__Directive__
Among the lines listed below, count those that include the string "Planning", and state only the count.

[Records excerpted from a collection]
* * *
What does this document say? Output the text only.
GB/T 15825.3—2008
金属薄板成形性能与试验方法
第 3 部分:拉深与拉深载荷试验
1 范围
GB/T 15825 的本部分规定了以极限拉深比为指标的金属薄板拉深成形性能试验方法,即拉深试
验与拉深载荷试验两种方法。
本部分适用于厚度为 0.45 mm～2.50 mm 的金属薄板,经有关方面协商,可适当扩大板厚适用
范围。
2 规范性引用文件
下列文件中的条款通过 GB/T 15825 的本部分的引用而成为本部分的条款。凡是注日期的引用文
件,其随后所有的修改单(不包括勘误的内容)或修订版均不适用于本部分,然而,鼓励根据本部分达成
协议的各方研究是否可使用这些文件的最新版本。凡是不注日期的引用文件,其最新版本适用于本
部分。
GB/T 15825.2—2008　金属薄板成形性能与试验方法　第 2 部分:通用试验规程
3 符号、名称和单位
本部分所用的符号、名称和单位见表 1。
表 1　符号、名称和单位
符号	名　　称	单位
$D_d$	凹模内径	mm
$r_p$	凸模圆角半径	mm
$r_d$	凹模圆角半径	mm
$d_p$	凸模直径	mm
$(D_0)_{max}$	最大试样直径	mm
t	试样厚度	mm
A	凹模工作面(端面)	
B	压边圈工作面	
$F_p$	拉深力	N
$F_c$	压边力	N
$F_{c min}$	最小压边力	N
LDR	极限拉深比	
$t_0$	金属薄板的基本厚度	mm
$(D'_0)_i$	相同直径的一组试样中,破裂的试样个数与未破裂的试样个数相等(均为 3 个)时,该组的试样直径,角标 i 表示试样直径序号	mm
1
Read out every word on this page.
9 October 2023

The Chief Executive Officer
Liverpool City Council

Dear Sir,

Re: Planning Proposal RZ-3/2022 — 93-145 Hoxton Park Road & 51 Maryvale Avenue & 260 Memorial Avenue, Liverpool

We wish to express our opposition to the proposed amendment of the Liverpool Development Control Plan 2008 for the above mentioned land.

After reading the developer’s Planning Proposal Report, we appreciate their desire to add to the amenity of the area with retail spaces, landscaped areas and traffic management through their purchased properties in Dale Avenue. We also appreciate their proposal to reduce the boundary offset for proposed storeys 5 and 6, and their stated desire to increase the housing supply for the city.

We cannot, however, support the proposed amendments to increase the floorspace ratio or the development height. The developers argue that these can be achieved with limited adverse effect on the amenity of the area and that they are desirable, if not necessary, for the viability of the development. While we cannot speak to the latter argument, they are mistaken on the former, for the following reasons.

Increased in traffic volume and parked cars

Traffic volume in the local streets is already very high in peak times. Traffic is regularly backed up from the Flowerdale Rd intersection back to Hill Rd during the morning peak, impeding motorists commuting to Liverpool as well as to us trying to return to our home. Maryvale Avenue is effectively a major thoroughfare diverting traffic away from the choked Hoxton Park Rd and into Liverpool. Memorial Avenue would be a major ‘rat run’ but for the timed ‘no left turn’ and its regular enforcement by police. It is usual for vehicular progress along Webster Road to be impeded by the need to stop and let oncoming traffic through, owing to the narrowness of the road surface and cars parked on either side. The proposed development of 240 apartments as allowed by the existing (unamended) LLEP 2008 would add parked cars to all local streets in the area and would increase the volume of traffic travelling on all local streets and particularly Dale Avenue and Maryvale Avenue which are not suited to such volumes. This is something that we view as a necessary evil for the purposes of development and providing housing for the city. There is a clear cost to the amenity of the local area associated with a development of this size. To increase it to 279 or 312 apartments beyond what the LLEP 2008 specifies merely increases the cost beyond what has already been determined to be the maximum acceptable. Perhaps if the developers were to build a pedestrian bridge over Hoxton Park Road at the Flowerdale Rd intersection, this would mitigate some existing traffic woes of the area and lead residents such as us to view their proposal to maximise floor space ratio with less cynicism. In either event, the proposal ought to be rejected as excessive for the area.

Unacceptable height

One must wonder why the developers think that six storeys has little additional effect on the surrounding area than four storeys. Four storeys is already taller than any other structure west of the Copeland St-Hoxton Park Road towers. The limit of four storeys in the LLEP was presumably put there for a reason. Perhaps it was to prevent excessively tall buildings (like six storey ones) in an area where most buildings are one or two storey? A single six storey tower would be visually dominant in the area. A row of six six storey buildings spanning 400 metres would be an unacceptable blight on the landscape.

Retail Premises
* * *
__Task output__
2